## BEGIN Provided entries

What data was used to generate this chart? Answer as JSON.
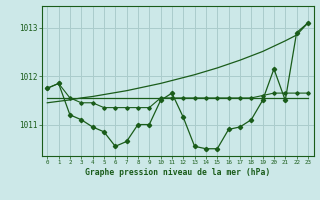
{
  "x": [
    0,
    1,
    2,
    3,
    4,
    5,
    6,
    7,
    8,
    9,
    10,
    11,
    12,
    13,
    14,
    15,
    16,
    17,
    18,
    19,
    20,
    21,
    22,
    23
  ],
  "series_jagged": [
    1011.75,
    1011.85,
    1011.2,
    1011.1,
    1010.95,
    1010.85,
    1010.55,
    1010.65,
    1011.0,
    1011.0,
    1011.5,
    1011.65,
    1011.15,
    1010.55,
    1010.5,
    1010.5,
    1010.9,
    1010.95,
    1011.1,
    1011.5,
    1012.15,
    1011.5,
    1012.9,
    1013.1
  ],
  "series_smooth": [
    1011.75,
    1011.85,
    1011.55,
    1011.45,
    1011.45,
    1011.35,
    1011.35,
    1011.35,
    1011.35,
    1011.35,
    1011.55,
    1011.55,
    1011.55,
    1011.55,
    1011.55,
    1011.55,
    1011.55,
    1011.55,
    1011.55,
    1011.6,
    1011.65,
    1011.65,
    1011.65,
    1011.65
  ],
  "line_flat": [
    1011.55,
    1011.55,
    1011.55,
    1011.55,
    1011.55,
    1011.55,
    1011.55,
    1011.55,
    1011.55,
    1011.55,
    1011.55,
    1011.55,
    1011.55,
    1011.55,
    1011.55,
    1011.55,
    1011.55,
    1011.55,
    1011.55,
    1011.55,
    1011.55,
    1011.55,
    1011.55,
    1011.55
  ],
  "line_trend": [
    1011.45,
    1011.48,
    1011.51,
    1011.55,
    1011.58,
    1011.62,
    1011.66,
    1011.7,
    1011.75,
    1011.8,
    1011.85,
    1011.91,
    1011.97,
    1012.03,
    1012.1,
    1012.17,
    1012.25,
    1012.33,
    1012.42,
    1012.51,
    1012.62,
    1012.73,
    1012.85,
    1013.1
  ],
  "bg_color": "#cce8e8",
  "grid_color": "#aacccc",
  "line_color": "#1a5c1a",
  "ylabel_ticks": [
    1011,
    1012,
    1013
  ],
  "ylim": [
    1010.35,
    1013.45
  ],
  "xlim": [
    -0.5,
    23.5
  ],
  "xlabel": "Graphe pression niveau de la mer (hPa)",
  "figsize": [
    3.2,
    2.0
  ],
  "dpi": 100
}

## END Provided entries
## BEGIN Provided entries

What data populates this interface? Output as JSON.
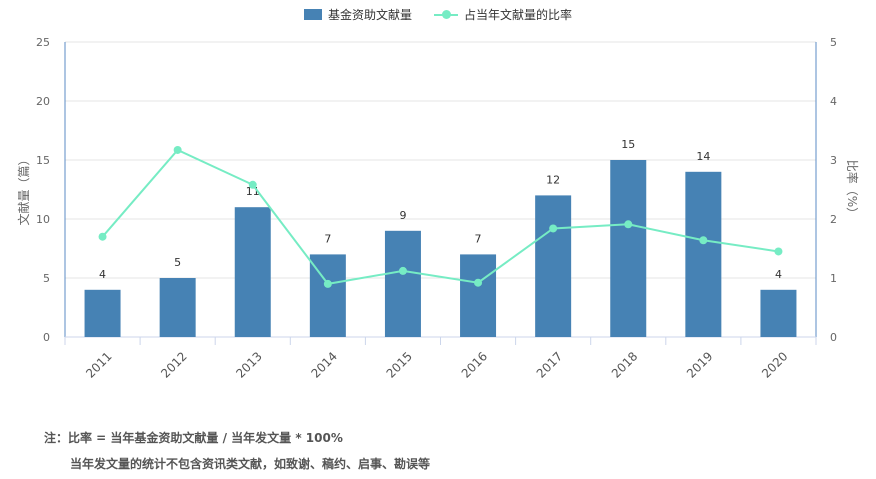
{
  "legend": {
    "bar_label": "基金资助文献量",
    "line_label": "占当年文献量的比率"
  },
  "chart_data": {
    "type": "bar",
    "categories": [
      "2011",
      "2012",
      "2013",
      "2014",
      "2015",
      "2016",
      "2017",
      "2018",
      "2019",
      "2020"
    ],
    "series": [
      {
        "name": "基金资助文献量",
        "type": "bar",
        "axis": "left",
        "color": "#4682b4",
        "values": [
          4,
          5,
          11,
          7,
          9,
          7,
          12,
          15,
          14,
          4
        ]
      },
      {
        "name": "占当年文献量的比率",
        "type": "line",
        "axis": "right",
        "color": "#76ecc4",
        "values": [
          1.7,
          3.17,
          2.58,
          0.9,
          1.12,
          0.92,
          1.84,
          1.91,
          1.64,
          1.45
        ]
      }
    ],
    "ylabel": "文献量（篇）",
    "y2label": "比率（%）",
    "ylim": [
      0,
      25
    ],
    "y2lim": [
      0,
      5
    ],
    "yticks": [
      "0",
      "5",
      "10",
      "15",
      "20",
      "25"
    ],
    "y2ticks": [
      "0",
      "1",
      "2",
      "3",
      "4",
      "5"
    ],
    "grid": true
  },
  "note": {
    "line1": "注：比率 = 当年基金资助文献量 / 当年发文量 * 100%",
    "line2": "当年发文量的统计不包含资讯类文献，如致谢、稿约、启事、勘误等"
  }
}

## END Provided entries

> **Exercise prompt**
Work out how many lines of the data above contain the string "this" and give the number alone.

> **Response**
2